**What is required**.
Write out the material below again, unchanged.

--- begin Dataset content ---

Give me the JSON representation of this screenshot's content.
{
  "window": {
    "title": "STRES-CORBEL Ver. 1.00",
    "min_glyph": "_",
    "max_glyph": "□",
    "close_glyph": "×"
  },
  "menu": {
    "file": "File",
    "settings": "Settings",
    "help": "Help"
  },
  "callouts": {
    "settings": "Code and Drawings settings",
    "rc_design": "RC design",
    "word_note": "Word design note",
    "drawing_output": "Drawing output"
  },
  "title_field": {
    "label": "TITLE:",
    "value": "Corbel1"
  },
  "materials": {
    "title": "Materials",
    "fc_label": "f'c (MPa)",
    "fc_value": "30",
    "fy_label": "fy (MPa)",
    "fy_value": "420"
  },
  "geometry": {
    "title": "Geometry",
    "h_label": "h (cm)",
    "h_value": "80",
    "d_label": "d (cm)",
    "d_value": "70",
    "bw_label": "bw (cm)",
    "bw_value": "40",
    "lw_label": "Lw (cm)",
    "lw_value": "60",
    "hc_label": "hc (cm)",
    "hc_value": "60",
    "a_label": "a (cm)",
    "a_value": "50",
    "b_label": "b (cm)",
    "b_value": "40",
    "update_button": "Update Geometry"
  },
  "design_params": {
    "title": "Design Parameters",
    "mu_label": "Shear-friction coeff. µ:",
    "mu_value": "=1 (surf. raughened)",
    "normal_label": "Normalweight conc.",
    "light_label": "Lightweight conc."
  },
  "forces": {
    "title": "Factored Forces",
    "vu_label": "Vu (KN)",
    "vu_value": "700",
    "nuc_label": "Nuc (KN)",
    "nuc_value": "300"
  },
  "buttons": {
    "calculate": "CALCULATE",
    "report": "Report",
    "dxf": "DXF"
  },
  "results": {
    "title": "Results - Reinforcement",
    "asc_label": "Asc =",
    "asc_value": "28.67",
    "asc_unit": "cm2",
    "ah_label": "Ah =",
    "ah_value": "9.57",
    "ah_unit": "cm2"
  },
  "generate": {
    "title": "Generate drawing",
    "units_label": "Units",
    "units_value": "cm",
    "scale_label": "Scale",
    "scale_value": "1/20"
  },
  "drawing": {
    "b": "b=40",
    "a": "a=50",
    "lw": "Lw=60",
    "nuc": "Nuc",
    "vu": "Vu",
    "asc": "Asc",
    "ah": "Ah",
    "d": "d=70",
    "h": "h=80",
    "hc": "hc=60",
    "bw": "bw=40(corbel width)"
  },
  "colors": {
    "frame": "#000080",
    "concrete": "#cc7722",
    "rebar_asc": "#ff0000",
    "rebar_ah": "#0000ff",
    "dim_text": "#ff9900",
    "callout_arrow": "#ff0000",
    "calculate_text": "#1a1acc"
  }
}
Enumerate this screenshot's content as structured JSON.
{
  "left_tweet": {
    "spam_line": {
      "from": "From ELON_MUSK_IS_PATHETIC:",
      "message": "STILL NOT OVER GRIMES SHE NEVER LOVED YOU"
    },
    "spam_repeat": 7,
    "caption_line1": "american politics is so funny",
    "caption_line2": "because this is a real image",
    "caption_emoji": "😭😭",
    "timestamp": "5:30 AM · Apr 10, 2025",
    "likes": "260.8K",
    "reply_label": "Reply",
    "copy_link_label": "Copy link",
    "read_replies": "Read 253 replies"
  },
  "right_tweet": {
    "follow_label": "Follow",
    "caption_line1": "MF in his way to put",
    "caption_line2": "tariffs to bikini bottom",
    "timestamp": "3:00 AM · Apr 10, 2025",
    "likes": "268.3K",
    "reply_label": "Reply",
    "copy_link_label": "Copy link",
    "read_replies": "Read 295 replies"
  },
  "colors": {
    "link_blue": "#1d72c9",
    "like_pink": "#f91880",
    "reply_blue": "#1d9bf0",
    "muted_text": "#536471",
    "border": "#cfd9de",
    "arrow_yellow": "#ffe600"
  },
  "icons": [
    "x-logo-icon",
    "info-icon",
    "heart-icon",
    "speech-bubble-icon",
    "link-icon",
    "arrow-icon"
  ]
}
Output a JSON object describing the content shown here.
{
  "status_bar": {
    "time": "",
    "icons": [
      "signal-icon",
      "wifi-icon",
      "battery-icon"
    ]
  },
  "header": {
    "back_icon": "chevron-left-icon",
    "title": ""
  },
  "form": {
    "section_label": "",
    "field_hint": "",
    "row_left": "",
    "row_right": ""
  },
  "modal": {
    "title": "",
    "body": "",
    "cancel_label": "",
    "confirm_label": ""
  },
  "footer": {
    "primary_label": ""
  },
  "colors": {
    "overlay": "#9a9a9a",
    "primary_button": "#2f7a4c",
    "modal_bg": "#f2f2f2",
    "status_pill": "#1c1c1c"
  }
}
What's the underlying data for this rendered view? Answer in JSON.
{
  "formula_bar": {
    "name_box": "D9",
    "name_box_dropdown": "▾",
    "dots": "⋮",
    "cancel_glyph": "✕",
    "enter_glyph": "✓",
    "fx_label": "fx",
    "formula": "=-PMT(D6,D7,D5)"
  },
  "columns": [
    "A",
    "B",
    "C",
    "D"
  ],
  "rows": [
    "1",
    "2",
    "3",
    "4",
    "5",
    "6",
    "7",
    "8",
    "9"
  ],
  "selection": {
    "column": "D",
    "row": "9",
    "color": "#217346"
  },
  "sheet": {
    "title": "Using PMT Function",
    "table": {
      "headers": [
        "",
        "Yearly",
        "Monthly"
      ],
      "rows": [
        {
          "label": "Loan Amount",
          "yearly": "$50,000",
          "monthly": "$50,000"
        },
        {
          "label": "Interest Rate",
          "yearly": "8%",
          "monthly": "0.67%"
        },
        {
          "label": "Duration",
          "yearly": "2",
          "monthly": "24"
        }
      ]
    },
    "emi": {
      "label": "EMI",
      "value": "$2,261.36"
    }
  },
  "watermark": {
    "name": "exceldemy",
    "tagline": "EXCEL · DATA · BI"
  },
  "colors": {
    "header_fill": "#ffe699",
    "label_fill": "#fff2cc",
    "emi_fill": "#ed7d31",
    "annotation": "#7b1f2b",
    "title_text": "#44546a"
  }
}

--- end Dataset content ---

**Finished answer**.
Give me the JSON representation of this screenshot's content.
{
  "window": {
    "title": "STRES-CORBEL Ver. 1.00",
    "min_glyph": "_",
    "max_glyph": "□",
    "close_glyph": "×"
  },
  "menu": {
    "file": "File",
    "settings": "Settings",
    "help": "Help"
  },
  "callouts": {
    "settings": "Code and Drawings settings",
    "rc_design": "RC design",
    "word_note": "Word design note",
    "drawing_output": "Drawing output"
  },
  "title_field": {
    "label": "TITLE:",
    "value": "Corbel1"
  },
  "materials": {
    "title": "Materials",
    "fc_label": "f'c (MPa)",
    "fc_value": "30",
    "fy_label": "fy (MPa)",
    "fy_value": "420"
  },
  "geometry": {
    "title": "Geometry",
    "h_label": "h (cm)",
    "h_value": "80",
    "d_label": "d (cm)",
    "d_value": "70",
    "bw_label": "bw (cm)",
    "bw_value": "40",
    "lw_label": "Lw (cm)",
    "lw_value": "60",
    "hc_label": "hc (cm)",
    "hc_value": "60",
    "a_label": "a (cm)",
    "a_value": "50",
    "b_label": "b (cm)",
    "b_value": "40",
    "update_button": "Update Geometry"
  },
  "design_params": {
    "title": "Design Parameters",
    "mu_label": "Shear-friction coeff. µ:",
    "mu_value": "=1 (surf. raughened)",
    "normal_label": "Normalweight conc.",
    "light_label": "Lightweight conc."
  },
  "forces": {
    "title": "Factored Forces",
    "vu_label": "Vu (KN)",
    "vu_value": "700",
    "nuc_label": "Nuc (KN)",
    "nuc_value": "300"
  },
  "buttons": {
    "calculate": "CALCULATE",
    "report": "Report",
    "dxf": "DXF"
  },
  "results": {
    "title": "Results - Reinforcement",
    "asc_label": "Asc =",
    "asc_value": "28.67",
    "asc_unit": "cm2",
    "ah_label": "Ah =",
    "ah_value": "9.57",
    "ah_unit": "cm2"
  },
  "generate": {
    "title": "Generate drawing",
    "units_label": "Units",
    "units_value": "cm",
    "scale_label": "Scale",
    "scale_value": "1/20"
  },
  "drawing": {
    "b": "b=40",
    "a": "a=50",
    "lw": "Lw=60",
    "nuc": "Nuc",
    "vu": "Vu",
    "asc": "Asc",
    "ah": "Ah",
    "d": "d=70",
    "h": "h=80",
    "hc": "hc=60",
    "bw": "bw=40(corbel width)"
  },
  "colors": {
    "frame": "#000080",
    "concrete": "#cc7722",
    "rebar_asc": "#ff0000",
    "rebar_ah": "#0000ff",
    "dim_text": "#ff9900",
    "callout_arrow": "#ff0000",
    "calculate_text": "#1a1acc"
  }
}
Enumerate this screenshot's content as structured JSON.
{
  "left_tweet": {
    "spam_line": {
      "from": "From ELON_MUSK_IS_PATHETIC:",
      "message": "STILL NOT OVER GRIMES SHE NEVER LOVED YOU"
    },
    "spam_repeat": 7,
    "caption_line1": "american politics is so funny",
    "caption_line2": "because this is a real image",
    "caption_emoji": "😭😭",
    "timestamp": "5:30 AM · Apr 10, 2025",
    "likes": "260.8K",
    "reply_label": "Reply",
    "copy_link_label": "Copy link",
    "read_replies": "Read 253 replies"
  },
  "right_tweet": {
    "follow_label": "Follow",
    "caption_line1": "MF in his way to put",
    "caption_line2": "tariffs to bikini bottom",
    "timestamp": "3:00 AM · Apr 10, 2025",
    "likes": "268.3K",
    "reply_label": "Reply",
    "copy_link_label": "Copy link",
    "read_replies": "Read 295 replies"
  },
  "colors": {
    "link_blue": "#1d72c9",
    "like_pink": "#f91880",
    "reply_blue": "#1d9bf0",
    "muted_text": "#536471",
    "border": "#cfd9de",
    "arrow_yellow": "#ffe600"
  },
  "icons": [
    "x-logo-icon",
    "info-icon",
    "heart-icon",
    "speech-bubble-icon",
    "link-icon",
    "arrow-icon"
  ]
}
Output a JSON object describing the content shown here.
{
  "status_bar": {
    "time": "",
    "icons": [
      "signal-icon",
      "wifi-icon",
      "battery-icon"
    ]
  },
  "header": {
    "back_icon": "chevron-left-icon",
    "title": ""
  },
  "form": {
    "section_label": "",
    "field_hint": "",
    "row_left": "",
    "row_right": ""
  },
  "modal": {
    "title": "",
    "body": "",
    "cancel_label": "",
    "confirm_label": ""
  },
  "footer": {
    "primary_label": ""
  },
  "colors": {
    "overlay": "#9a9a9a",
    "primary_button": "#2f7a4c",
    "modal_bg": "#f2f2f2",
    "status_pill": "#1c1c1c"
  }
}
What's the underlying data for this rendered view? Answer in JSON.
{
  "formula_bar": {
    "name_box": "D9",
    "name_box_dropdown": "▾",
    "dots": "⋮",
    "cancel_glyph": "✕",
    "enter_glyph": "✓",
    "fx_label": "fx",
    "formula": "=-PMT(D6,D7,D5)"
  },
  "columns": [
    "A",
    "B",
    "C",
    "D"
  ],
  "rows": [
    "1",
    "2",
    "3",
    "4",
    "5",
    "6",
    "7",
    "8",
    "9"
  ],
  "selection": {
    "column": "D",
    "row": "9",
    "color": "#217346"
  },
  "sheet": {
    "title": "Using PMT Function",
    "table": {
      "headers": [
        "",
        "Yearly",
        "Monthly"
      ],
      "rows": [
        {
          "label": "Loan Amount",
          "yearly": "$50,000",
          "monthly": "$50,000"
        },
        {
          "label": "Interest Rate",
          "yearly": "8%",
          "monthly": "0.67%"
        },
        {
          "label": "Duration",
          "yearly": "2",
          "monthly": "24"
        }
      ]
    },
    "emi": {
      "label": "EMI",
      "value": "$2,261.36"
    }
  },
  "watermark": {
    "name": "exceldemy",
    "tagline": "EXCEL · DATA · BI"
  },
  "colors": {
    "header_fill": "#ffe699",
    "label_fill": "#fff2cc",
    "emi_fill": "#ed7d31",
    "annotation": "#7b1f2b",
    "title_text": "#44546a"
  }
}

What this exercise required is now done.